[START Records]
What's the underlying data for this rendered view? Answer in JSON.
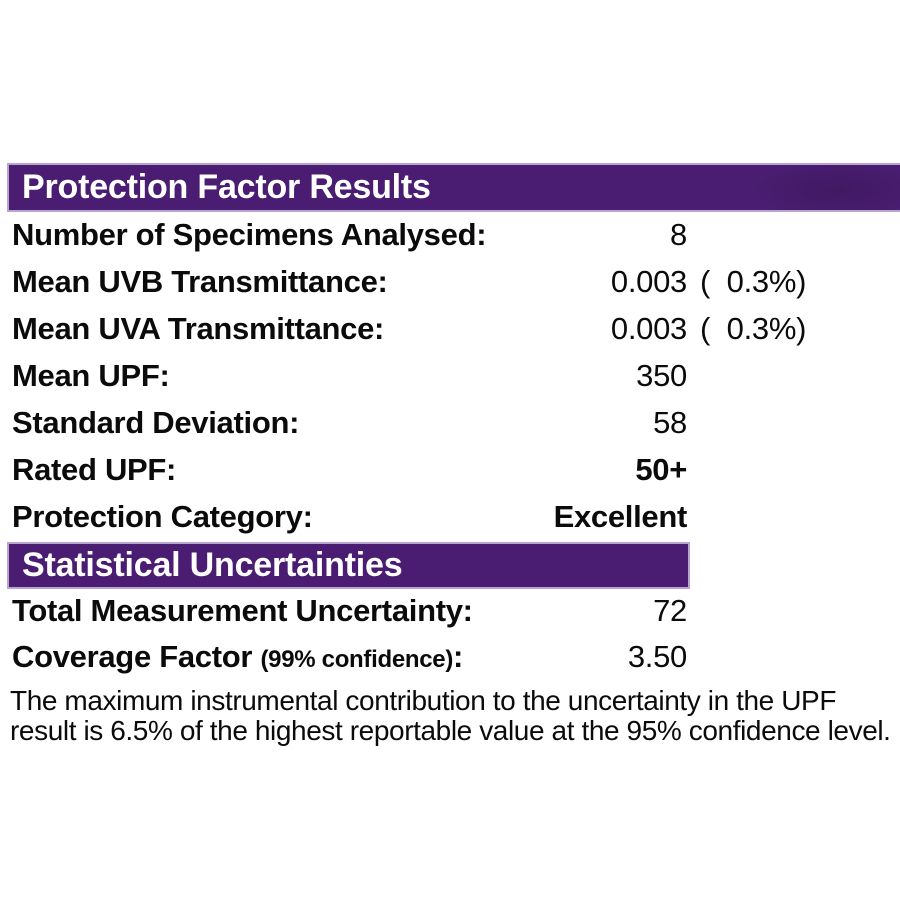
{
  "colors": {
    "bar_background": "#4a1d72",
    "bar_border": "#b9a4cf",
    "bar_text": "#ffffff",
    "body_text": "#0b0b0b",
    "page_background": "#ffffff"
  },
  "sections": [
    {
      "title": "Protection Factor Results",
      "rows": [
        {
          "label": "Number of Specimens Analysed:",
          "value": "8",
          "paren": ""
        },
        {
          "label": "Mean UVB Transmittance:",
          "value": "0.003",
          "paren": "(  0.3%)"
        },
        {
          "label": "Mean UVA Transmittance:",
          "value": "0.003",
          "paren": "(  0.3%)"
        },
        {
          "label": "Mean UPF:",
          "value": "350",
          "paren": ""
        },
        {
          "label": "Standard Deviation:",
          "value": "58",
          "paren": ""
        },
        {
          "label": "Rated UPF:",
          "value": "50+",
          "paren": ""
        },
        {
          "label": "Protection Category:",
          "value": "Excellent",
          "paren": ""
        }
      ]
    },
    {
      "title": "Statistical Uncertainties",
      "rows": [
        {
          "label": "Total Measurement Uncertainty:",
          "value": "72",
          "paren": ""
        },
        {
          "label": "Coverage Factor ",
          "label_note": "(99% confidence)",
          "label_suffix": ":",
          "value": "3.50",
          "paren": ""
        }
      ]
    }
  ],
  "footnote": {
    "line1": "The maximum instrumental contribution to the uncertainty in the UPF",
    "line2": "result is 6.5% of the highest reportable value at the 95% confidence level."
  }
}
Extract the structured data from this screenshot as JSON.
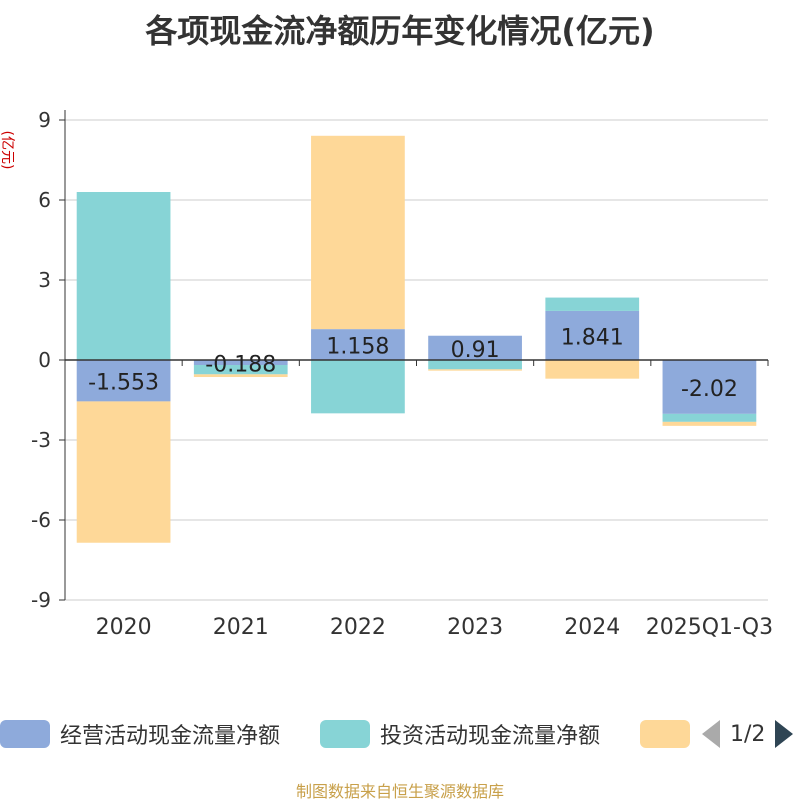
{
  "chart_data": {
    "type": "bar",
    "stacked": true,
    "title": "各项现金流净额历年变化情况(亿元)",
    "ylabel": "(亿元)",
    "ylim": [
      -9,
      9
    ],
    "yticks": [
      9,
      6,
      3,
      0,
      -3,
      -6,
      -9
    ],
    "categories": [
      "2020",
      "2021",
      "2022",
      "2023",
      "2024",
      "2025Q1-Q3"
    ],
    "series": [
      {
        "name": "经营活动现金流量净额",
        "color": "#8eaadb",
        "values": [
          -1.553,
          -0.188,
          1.158,
          0.91,
          1.841,
          -2.02
        ],
        "labels": [
          "-1.553",
          "-0.188",
          "1.158",
          "0.91",
          "1.841",
          "-2.02"
        ]
      },
      {
        "name": "投资活动现金流量净额",
        "color": "#87d4d6",
        "values": [
          6.3,
          -0.35,
          -2.0,
          -0.35,
          0.5,
          -0.3
        ]
      },
      {
        "color": "#fed898",
        "values": [
          -5.3,
          -0.1,
          7.25,
          -0.05,
          -0.7,
          -0.15
        ]
      }
    ],
    "grid": true,
    "legend_position": "bottom"
  },
  "legend": {
    "pager_text": "1/2"
  },
  "footer": {
    "source": "制图数据来自恒生聚源数据库"
  }
}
[END Records]
(Problem to work on) Print out the material word for word, omitting the pictures.

(Answer)
What's the underlying data for this rendered view? Answer in JSON.
{
  "colors": {
    "bar_background": "#4a1d72",
    "bar_border": "#b9a4cf",
    "bar_text": "#ffffff",
    "body_text": "#0b0b0b",
    "page_background": "#ffffff"
  },
  "sections": [
    {
      "title": "Protection Factor Results",
      "rows": [
        {
          "label": "Number of Specimens Analysed:",
          "value": "8",
          "paren": ""
        },
        {
          "label": "Mean UVB Transmittance:",
          "value": "0.003",
          "paren": "(  0.3%)"
        },
        {
          "label": "Mean UVA Transmittance:",
          "value": "0.003",
          "paren": "(  0.3%)"
        },
        {
          "label": "Mean UPF:",
          "value": "350",
          "paren": ""
        },
        {
          "label": "Standard Deviation:",
          "value": "58",
          "paren": ""
        },
        {
          "label": "Rated UPF:",
          "value": "50+",
          "paren": ""
        },
        {
          "label": "Protection Category:",
          "value": "Excellent",
          "paren": ""
        }
      ]
    },
    {
      "title": "Statistical Uncertainties",
      "rows": [
        {
          "label": "Total Measurement Uncertainty:",
          "value": "72",
          "paren": ""
        },
        {
          "label": "Coverage Factor ",
          "label_note": "(99% confidence)",
          "label_suffix": ":",
          "value": "3.50",
          "paren": ""
        }
      ]
    }
  ],
  "footnote": {
    "line1": "The maximum instrumental contribution to the uncertainty in the UPF",
    "line2": "result is 6.5% of the highest reportable value at the 95% confidence level."
  }
}
Extract the structured data from this screenshot as JSON.
{
  "chart_data": {
    "type": "bar",
    "stacked": true,
    "title": "各项现金流净额历年变化情况(亿元)",
    "ylabel": "(亿元)",
    "ylim": [
      -9,
      9
    ],
    "yticks": [
      9,
      6,
      3,
      0,
      -3,
      -6,
      -9
    ],
    "categories": [
      "2020",
      "2021",
      "2022",
      "2023",
      "2024",
      "2025Q1-Q3"
    ],
    "series": [
      {
        "name": "经营活动现金流量净额",
        "color": "#8eaadb",
        "values": [
          -1.553,
          -0.188,
          1.158,
          0.91,
          1.841,
          -2.02
        ],
        "labels": [
          "-1.553",
          "-0.188",
          "1.158",
          "0.91",
          "1.841",
          "-2.02"
        ]
      },
      {
        "name": "投资活动现金流量净额",
        "color": "#87d4d6",
        "values": [
          6.3,
          -0.35,
          -2.0,
          -0.35,
          0.5,
          -0.3
        ]
      },
      {
        "color": "#fed898",
        "values": [
          -5.3,
          -0.1,
          7.25,
          -0.05,
          -0.7,
          -0.15
        ]
      }
    ],
    "grid": true,
    "legend_position": "bottom"
  },
  "legend": {
    "pager_text": "1/2"
  },
  "footer": {
    "source": "制图数据来自恒生聚源数据库"
  }
}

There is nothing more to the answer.